**SUPPLIED DATA:**
BEGIN

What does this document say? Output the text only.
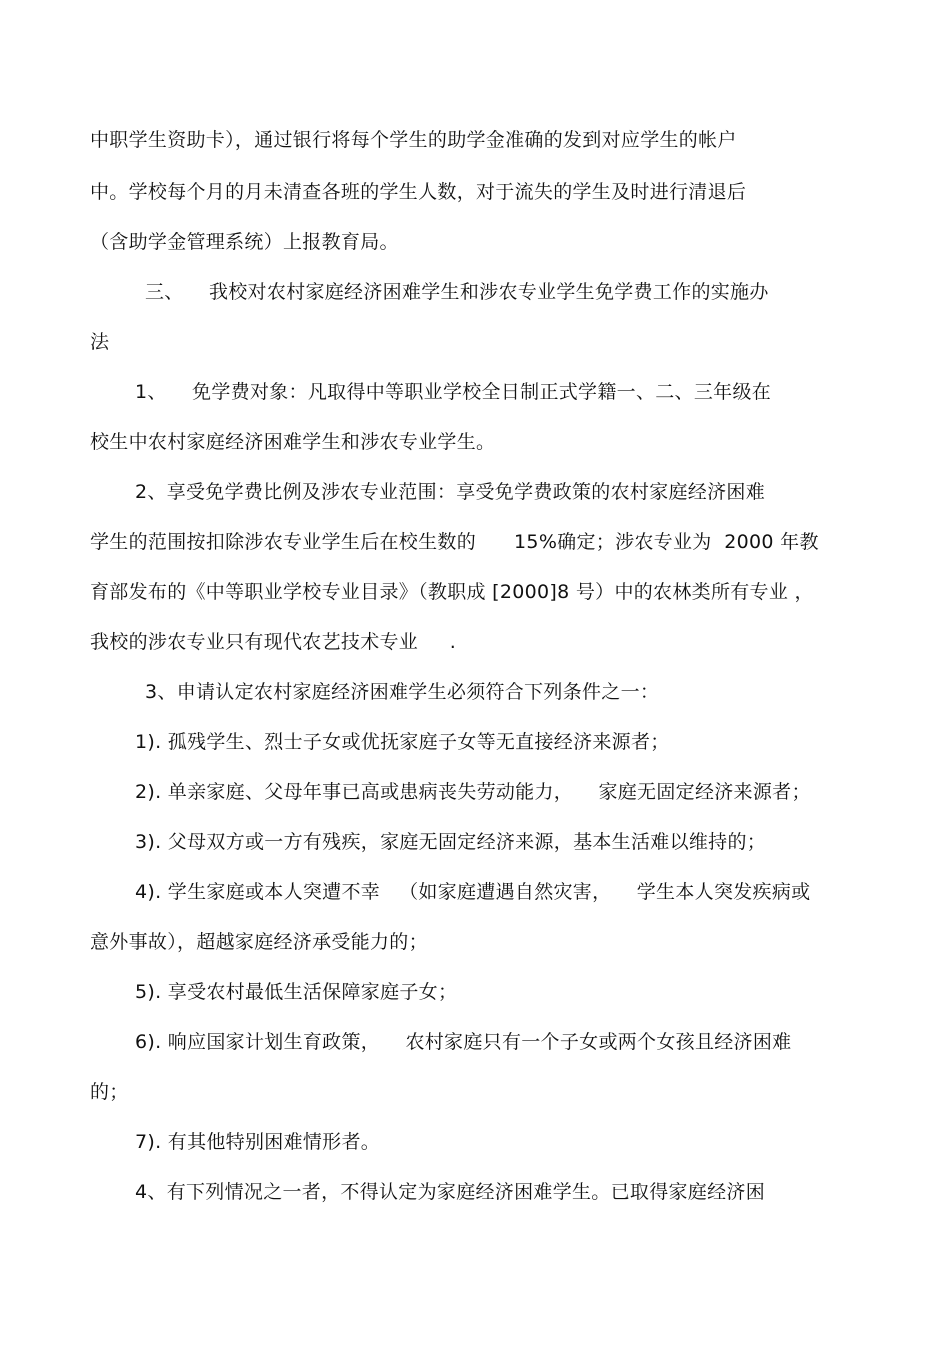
中职学生资助卡），通过银行将每个学生的助学金准确的发到对应学生的帐户
中。学校每个月的月未清查各班的学生人数，对于流失的学生及时进行清退后
（含助学金管理系统）上报教育局。
三、    我校对农村家庭经济困难学生和涉农专业学生免学费工作的实施办
法
1、    免学费对象：凡取得中等职业学校全日制正式学籍一、二、三年级在
校生中农村家庭经济困难学生和涉农专业学生。
2、享受免学费比例及涉农专业范围：享受免学费政策的农村家庭经济困难
学生的范围按扣除涉农专业学生后在校生数的      15%确定；涉农专业为  2000 年教
育部发布的《中等职业学校专业目录》（教职成 [2000]8 号）中的农林类所有专业 ，
我校的涉农专业只有现代农艺技术专业     .
3、申请认定农村家庭经济困难学生必须符合下列条件之一：
1). 孤残学生、烈士子女或优抚家庭子女等无直接经济来源者；
2). 单亲家庭、父母年事已高或患病丧失劳动能力，    家庭无固定经济来源者；
3). 父母双方或一方有残疾，家庭无固定经济来源，基本生活难以维持的；
4). 学生家庭或本人突遭不幸   （如家庭遭遇自然灾害，    学生本人突发疾病或
意外事故），超越家庭经济承受能力的；
5). 享受农村最低生活保障家庭子女；
6). 响应国家计划生育政策，    农村家庭只有一个子女或两个女孩且经济困难
的；
7). 有其他特别困难情形者。
4、有下列情况之一者，不得认定为家庭经济困难学生。已取得家庭经济困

END

**YOUR OBJECTIVE:** Keep the pictures out of your copy, and repeat every entry above exactly.

**RESPONSE TO THIS EXERCISE:**
What does this document say? Output the text only.
中职学生资助卡），通过银行将每个学生的助学金准确的发到对应学生的帐户
中。学校每个月的月未清查各班的学生人数，对于流失的学生及时进行清退后
（含助学金管理系统）上报教育局。
三、    我校对农村家庭经济困难学生和涉农专业学生免学费工作的实施办
法
1、    免学费对象：凡取得中等职业学校全日制正式学籍一、二、三年级在
校生中农村家庭经济困难学生和涉农专业学生。
2、享受免学费比例及涉农专业范围：享受免学费政策的农村家庭经济困难
学生的范围按扣除涉农专业学生后在校生数的      15%确定；涉农专业为  2000 年教
育部发布的《中等职业学校专业目录》（教职成 [2000]8 号）中的农林类所有专业 ，
我校的涉农专业只有现代农艺技术专业     .
3、申请认定农村家庭经济困难学生必须符合下列条件之一：
1). 孤残学生、烈士子女或优抚家庭子女等无直接经济来源者；
2). 单亲家庭、父母年事已高或患病丧失劳动能力，    家庭无固定经济来源者；
3). 父母双方或一方有残疾，家庭无固定经济来源，基本生活难以维持的；
4). 学生家庭或本人突遭不幸   （如家庭遭遇自然灾害，    学生本人突发疾病或
意外事故），超越家庭经济承受能力的；
5). 享受农村最低生活保障家庭子女；
6). 响应国家计划生育政策，    农村家庭只有一个子女或两个女孩且经济困难
的；
7). 有其他特别困难情形者。
4、有下列情况之一者，不得认定为家庭经济困难学生。已取得家庭经济困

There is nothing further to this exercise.